[Excerpts from a figure dataset]

******************************

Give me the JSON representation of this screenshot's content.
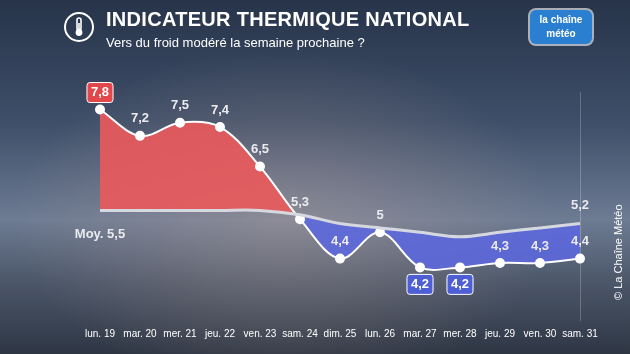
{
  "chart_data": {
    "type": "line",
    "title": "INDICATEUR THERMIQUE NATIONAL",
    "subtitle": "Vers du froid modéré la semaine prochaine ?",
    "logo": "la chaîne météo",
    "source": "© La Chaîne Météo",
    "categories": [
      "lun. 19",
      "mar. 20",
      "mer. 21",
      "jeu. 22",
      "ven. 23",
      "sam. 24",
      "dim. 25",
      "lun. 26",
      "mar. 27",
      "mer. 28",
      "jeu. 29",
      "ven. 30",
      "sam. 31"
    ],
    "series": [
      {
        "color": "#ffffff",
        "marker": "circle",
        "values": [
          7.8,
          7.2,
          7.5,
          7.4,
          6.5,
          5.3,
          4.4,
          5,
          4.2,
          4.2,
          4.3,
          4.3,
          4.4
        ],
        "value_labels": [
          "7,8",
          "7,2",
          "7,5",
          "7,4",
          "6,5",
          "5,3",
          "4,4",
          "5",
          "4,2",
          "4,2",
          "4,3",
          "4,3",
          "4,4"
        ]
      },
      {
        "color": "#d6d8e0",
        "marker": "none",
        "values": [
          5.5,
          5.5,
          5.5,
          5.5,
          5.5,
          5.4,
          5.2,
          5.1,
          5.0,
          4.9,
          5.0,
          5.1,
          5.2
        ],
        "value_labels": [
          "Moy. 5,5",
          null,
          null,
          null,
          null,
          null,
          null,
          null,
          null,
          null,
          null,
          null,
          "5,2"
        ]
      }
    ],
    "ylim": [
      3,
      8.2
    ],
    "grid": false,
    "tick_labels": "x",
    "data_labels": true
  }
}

******************************

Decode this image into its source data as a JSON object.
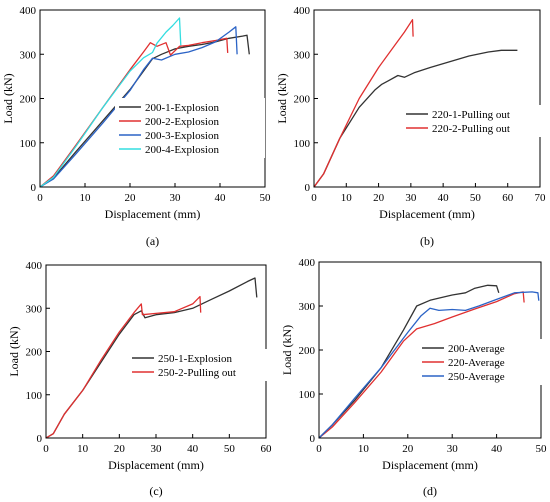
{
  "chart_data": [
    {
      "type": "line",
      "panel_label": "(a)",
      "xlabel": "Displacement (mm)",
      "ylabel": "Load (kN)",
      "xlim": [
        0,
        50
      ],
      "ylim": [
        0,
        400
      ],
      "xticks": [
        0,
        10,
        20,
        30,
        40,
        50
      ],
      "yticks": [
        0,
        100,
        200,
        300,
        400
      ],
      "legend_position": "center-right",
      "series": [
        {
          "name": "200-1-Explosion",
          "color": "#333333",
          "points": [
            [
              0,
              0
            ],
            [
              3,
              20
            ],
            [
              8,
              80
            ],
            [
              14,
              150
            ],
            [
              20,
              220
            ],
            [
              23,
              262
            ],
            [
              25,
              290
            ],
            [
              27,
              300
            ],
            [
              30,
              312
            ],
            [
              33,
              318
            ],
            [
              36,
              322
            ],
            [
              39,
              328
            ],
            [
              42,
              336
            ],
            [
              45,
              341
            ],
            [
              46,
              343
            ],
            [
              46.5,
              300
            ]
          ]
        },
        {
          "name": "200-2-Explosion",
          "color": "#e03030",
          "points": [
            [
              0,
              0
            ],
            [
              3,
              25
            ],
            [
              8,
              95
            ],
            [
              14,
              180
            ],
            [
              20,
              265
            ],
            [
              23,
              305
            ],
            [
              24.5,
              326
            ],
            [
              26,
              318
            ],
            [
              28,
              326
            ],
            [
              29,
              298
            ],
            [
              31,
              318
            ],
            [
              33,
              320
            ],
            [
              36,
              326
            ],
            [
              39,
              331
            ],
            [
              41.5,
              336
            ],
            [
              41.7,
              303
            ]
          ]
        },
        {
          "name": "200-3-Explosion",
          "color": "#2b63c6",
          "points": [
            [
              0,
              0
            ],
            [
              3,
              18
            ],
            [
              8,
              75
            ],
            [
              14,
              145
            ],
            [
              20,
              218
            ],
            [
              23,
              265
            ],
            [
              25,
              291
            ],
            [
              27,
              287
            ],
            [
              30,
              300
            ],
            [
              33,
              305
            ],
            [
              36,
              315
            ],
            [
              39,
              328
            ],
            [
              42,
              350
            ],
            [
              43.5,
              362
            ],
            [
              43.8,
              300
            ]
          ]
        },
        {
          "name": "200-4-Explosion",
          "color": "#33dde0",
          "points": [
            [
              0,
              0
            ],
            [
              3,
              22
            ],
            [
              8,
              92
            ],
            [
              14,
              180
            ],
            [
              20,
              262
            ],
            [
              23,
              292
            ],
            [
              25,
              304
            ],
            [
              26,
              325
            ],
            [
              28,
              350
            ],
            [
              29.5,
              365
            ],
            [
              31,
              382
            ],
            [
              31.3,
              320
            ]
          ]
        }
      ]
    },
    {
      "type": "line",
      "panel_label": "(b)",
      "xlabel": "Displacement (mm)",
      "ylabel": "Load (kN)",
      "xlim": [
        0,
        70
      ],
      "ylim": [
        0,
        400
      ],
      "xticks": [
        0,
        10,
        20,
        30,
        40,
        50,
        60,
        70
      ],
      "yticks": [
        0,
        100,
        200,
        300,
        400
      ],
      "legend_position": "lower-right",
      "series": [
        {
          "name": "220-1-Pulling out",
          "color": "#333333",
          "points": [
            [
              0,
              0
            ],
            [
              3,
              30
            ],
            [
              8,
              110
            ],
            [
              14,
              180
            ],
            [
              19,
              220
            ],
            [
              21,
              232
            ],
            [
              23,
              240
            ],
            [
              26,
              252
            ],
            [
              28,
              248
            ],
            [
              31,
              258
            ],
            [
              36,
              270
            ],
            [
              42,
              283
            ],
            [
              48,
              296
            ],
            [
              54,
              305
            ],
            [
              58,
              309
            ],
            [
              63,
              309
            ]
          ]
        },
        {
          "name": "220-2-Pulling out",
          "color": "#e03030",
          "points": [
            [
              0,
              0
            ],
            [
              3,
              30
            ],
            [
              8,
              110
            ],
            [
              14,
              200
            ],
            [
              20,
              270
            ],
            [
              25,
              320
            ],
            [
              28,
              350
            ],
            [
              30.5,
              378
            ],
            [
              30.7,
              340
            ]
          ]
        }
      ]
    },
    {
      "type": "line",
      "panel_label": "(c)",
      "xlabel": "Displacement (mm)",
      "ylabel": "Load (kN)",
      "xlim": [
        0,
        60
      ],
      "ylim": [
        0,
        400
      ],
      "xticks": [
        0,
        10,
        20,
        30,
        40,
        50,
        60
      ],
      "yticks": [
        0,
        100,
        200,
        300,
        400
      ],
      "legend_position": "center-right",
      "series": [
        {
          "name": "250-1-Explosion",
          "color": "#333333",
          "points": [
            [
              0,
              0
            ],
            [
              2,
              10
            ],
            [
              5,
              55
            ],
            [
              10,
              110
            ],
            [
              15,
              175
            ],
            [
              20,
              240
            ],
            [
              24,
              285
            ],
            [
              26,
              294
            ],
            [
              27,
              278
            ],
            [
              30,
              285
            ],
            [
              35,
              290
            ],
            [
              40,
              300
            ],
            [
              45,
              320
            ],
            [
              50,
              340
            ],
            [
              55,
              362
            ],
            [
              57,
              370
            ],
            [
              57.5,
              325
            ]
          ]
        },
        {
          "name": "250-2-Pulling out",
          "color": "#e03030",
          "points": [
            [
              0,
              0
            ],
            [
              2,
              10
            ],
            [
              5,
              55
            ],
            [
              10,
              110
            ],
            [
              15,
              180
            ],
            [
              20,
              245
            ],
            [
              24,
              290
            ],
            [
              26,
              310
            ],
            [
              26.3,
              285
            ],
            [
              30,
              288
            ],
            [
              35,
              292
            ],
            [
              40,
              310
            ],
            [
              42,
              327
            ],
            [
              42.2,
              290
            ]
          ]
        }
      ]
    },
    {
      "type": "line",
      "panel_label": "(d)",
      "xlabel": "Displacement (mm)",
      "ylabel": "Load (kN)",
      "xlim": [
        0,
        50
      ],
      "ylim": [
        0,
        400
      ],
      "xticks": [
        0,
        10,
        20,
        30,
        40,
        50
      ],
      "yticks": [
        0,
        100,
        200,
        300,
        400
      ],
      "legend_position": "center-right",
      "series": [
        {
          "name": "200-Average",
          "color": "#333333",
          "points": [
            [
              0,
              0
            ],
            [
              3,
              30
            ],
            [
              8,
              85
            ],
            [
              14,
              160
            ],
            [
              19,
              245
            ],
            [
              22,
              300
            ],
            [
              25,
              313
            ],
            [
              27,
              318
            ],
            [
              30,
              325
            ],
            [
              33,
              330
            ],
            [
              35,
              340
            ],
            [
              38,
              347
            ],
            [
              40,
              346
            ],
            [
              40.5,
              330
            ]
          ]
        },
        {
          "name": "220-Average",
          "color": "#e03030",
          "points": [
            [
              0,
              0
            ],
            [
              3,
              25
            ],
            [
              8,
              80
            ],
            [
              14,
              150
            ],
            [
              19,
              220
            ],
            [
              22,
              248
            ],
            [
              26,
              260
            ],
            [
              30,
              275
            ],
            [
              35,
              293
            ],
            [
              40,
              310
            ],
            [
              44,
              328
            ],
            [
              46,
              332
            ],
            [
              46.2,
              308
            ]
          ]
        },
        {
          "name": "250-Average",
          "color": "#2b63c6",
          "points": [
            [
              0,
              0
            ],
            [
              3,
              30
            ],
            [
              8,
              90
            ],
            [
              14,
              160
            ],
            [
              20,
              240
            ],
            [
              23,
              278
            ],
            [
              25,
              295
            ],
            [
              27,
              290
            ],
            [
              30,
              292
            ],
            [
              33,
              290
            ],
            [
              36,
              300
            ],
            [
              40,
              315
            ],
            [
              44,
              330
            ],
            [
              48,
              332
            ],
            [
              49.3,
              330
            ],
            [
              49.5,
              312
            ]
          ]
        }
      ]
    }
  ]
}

******************************

**TASK STATEMENT**.
Supply the count of lines in the entries that contain the word "Pulling", and nothing besides.

**WRITTEN REPLY**.
3